• Task statement
Pull each line holding the word "utorrent" from the data.
━━━━━ Data shown
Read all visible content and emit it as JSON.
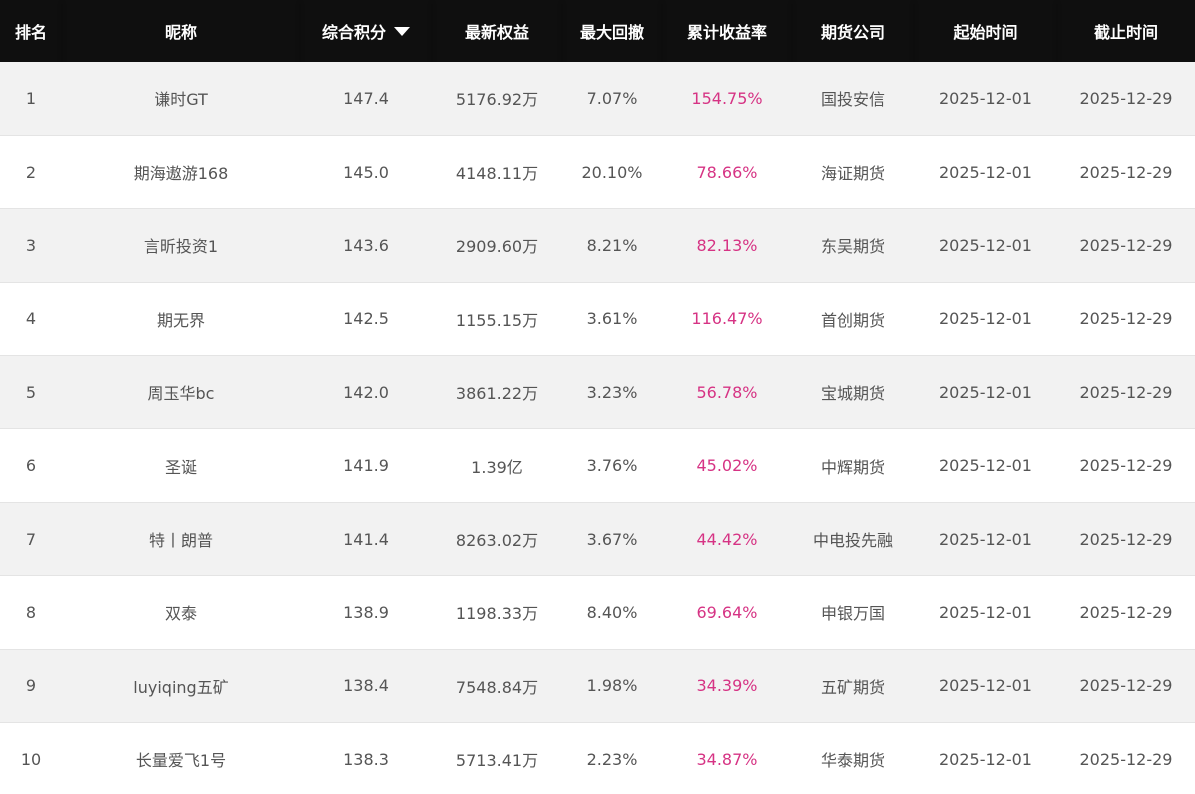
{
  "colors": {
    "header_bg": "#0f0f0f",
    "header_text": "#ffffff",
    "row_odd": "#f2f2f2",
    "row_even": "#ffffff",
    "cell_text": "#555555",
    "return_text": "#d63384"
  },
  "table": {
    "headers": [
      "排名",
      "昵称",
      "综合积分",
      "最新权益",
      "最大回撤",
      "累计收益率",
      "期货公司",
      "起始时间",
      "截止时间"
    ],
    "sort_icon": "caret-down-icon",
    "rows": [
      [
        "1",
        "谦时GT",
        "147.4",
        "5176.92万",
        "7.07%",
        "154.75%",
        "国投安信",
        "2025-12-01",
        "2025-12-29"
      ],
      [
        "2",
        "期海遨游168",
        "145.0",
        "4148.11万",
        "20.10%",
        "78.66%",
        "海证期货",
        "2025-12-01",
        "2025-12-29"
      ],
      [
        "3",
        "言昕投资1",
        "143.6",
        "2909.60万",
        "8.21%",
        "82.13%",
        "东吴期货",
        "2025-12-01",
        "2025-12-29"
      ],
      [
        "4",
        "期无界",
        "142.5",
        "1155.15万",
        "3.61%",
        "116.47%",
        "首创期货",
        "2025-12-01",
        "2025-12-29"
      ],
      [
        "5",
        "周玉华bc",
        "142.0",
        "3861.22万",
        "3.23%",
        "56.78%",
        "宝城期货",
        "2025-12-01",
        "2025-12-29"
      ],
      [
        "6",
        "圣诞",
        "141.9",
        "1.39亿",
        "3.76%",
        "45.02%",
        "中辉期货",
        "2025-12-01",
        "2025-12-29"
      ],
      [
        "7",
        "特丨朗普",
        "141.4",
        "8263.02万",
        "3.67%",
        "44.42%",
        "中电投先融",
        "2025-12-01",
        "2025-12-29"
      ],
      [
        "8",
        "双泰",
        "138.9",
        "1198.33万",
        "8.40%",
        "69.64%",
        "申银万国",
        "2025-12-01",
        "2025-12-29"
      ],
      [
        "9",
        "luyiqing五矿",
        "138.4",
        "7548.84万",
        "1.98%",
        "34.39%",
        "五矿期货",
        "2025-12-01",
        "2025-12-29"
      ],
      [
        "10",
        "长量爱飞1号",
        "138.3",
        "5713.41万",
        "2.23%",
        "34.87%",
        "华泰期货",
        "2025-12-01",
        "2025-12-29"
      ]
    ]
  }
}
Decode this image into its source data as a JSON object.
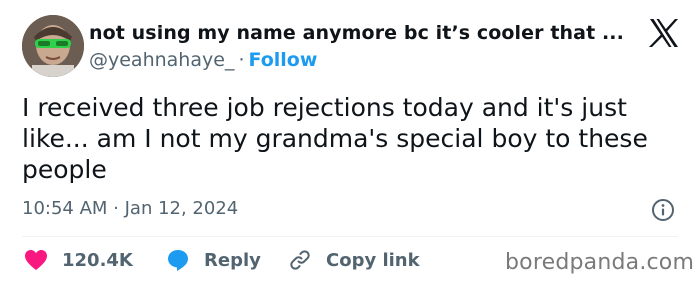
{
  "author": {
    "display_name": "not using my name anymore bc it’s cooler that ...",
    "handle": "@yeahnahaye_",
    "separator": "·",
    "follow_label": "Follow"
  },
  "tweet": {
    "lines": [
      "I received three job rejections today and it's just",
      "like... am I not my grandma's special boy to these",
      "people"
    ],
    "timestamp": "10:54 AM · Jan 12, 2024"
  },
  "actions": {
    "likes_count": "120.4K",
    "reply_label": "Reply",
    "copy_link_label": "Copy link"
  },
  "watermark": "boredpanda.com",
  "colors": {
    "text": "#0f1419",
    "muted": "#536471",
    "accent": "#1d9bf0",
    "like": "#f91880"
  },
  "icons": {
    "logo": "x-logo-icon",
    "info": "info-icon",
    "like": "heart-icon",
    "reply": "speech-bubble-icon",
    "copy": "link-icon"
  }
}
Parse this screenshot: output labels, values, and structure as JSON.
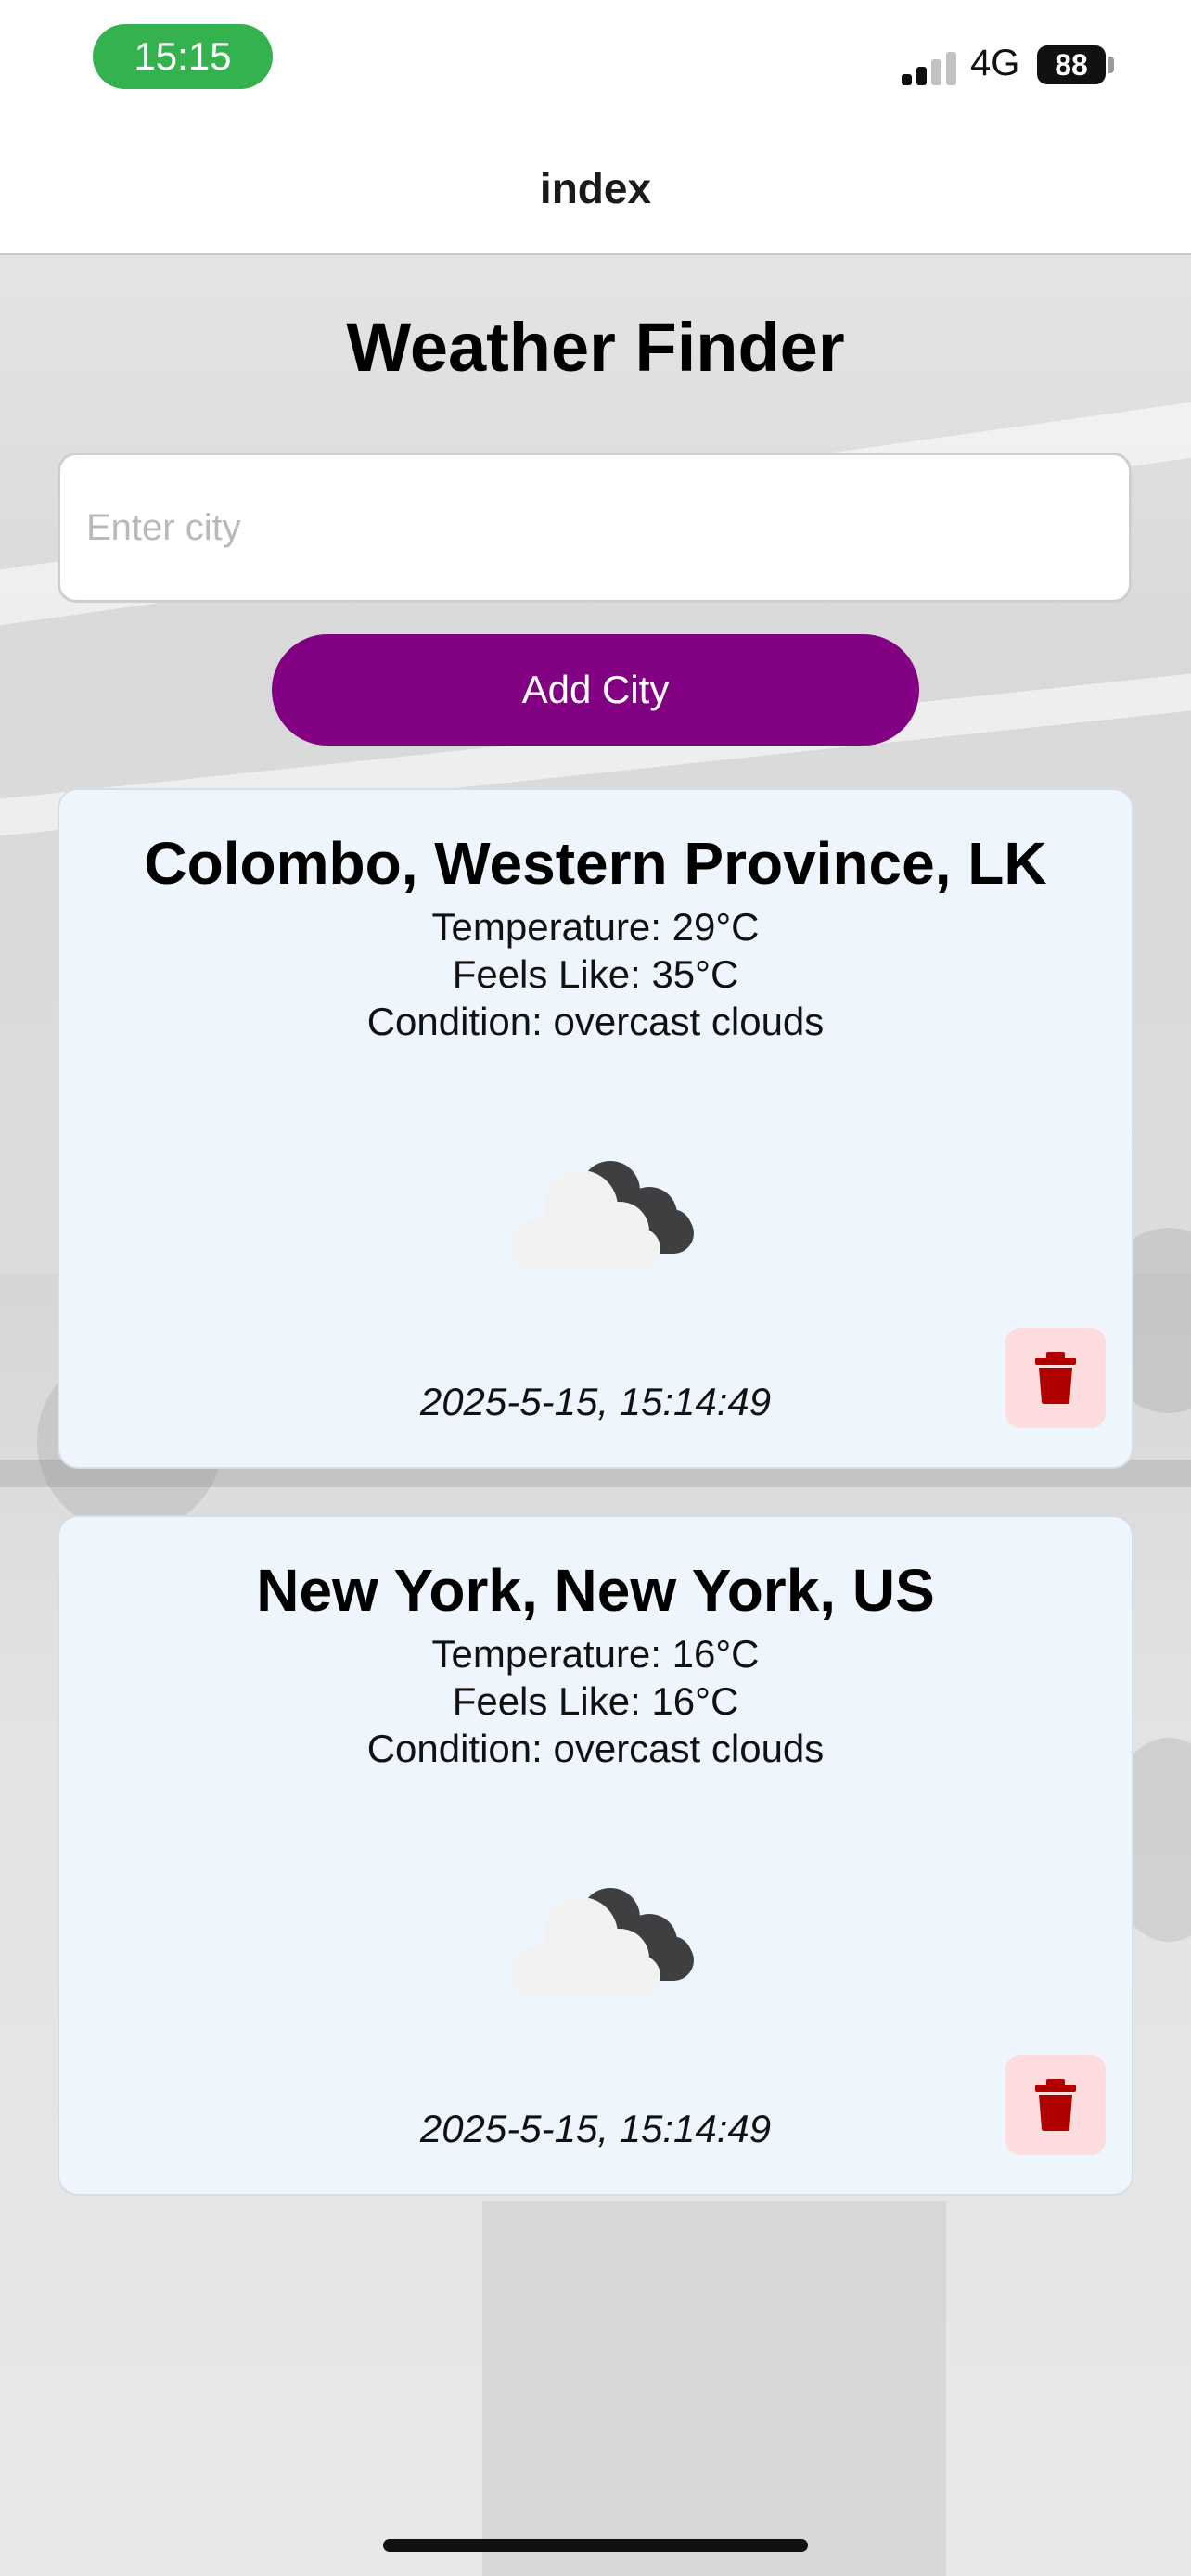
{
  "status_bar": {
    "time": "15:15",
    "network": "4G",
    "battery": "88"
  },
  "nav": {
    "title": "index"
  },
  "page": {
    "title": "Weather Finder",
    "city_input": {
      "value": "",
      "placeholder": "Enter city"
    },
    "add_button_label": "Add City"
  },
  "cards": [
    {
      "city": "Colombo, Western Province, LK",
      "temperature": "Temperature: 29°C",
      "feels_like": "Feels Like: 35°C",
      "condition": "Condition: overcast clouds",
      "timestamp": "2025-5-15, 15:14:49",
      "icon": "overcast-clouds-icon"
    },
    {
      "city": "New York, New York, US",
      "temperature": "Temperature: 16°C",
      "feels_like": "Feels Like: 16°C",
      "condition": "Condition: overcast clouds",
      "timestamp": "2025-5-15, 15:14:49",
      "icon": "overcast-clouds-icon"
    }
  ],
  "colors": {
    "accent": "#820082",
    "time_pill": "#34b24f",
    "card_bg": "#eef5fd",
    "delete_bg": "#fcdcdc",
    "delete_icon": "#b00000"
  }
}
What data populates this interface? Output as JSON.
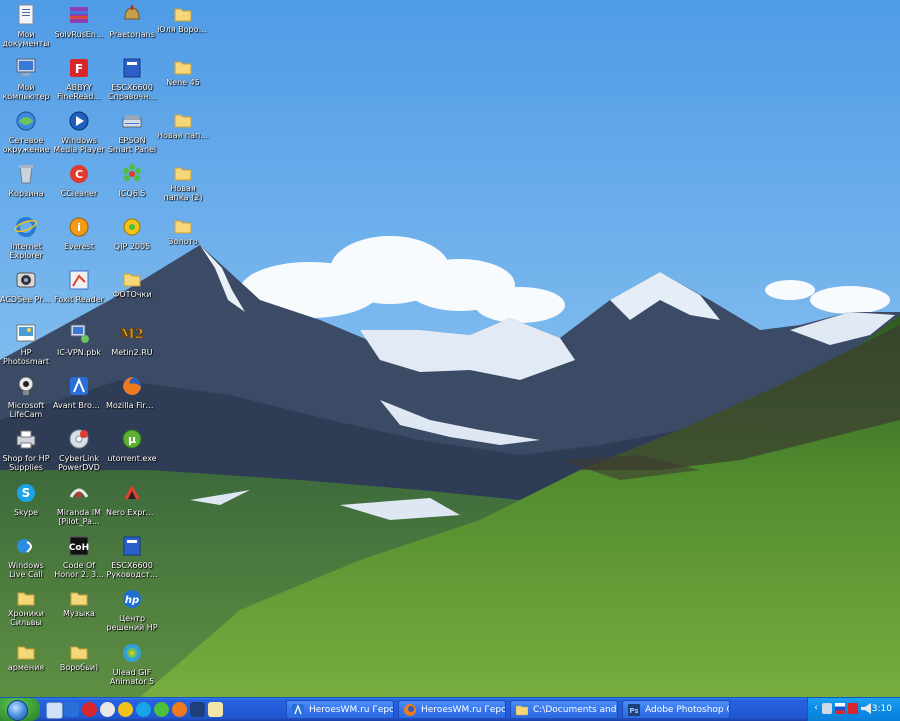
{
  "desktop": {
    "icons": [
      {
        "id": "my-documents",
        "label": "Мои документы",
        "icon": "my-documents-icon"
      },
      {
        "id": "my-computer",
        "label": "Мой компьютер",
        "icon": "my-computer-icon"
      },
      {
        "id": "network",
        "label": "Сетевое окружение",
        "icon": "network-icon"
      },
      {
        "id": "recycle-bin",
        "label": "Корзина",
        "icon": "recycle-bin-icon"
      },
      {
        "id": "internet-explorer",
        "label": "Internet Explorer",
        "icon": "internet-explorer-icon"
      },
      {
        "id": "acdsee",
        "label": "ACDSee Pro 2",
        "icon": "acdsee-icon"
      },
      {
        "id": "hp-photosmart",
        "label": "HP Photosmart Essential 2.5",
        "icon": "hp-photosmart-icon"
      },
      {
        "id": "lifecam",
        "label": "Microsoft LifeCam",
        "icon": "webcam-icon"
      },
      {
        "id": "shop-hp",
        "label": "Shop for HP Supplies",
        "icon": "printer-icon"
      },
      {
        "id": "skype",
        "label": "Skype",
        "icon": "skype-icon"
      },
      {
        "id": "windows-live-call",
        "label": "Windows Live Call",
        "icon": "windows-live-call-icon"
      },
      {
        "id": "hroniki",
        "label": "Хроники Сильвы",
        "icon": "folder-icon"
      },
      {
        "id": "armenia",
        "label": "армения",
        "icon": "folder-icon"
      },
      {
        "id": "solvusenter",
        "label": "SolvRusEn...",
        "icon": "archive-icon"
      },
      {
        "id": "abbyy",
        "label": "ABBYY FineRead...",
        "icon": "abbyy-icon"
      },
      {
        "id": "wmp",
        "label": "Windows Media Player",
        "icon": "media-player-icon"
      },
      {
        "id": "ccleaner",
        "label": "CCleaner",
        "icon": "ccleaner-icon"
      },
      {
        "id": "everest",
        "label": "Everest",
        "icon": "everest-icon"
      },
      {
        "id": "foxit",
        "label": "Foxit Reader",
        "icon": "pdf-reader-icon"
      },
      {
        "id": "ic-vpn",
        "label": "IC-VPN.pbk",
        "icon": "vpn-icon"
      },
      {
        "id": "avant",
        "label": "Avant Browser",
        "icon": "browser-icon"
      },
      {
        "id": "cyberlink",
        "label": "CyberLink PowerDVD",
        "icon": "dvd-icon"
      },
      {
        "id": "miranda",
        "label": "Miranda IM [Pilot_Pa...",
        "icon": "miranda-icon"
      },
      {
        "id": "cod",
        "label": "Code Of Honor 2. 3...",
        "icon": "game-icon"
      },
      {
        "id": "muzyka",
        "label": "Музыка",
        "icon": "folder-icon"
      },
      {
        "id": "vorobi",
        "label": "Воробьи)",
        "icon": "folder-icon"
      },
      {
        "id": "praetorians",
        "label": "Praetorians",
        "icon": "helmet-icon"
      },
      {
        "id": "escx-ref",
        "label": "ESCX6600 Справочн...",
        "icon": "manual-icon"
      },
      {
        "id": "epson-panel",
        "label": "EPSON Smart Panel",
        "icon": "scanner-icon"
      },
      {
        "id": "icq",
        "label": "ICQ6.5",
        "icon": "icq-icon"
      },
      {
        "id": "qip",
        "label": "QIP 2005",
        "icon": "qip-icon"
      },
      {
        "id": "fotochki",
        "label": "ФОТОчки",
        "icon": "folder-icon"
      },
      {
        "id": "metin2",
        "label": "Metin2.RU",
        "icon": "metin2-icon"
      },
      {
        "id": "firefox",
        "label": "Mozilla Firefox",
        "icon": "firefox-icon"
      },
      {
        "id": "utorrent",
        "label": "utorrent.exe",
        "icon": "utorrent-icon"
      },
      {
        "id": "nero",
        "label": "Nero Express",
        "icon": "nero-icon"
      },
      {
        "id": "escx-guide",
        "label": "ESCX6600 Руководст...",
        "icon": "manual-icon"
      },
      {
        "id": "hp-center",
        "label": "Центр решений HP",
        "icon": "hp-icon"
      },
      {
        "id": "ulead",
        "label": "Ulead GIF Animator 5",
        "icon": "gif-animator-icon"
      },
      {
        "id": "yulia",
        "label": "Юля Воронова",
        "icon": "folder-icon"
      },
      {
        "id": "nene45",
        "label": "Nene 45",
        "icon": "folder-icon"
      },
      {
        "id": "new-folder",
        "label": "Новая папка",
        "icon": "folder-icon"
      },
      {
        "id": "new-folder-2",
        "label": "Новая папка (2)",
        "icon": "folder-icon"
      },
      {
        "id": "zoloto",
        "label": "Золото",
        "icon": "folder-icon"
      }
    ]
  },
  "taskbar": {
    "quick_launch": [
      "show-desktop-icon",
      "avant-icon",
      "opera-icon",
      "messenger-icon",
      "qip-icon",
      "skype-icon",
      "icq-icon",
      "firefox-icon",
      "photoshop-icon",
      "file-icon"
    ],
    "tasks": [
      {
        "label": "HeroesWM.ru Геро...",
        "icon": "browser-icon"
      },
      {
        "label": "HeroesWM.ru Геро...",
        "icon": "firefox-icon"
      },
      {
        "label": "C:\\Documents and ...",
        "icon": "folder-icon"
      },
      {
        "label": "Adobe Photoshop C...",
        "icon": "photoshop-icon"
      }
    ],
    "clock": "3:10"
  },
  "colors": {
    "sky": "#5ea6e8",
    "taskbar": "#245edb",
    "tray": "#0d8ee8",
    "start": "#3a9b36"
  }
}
━━━━━━━━━━
• Solution
        "id": "utorrent",
        "label": "utorrent.exe",
        "icon": "utorrent-icon"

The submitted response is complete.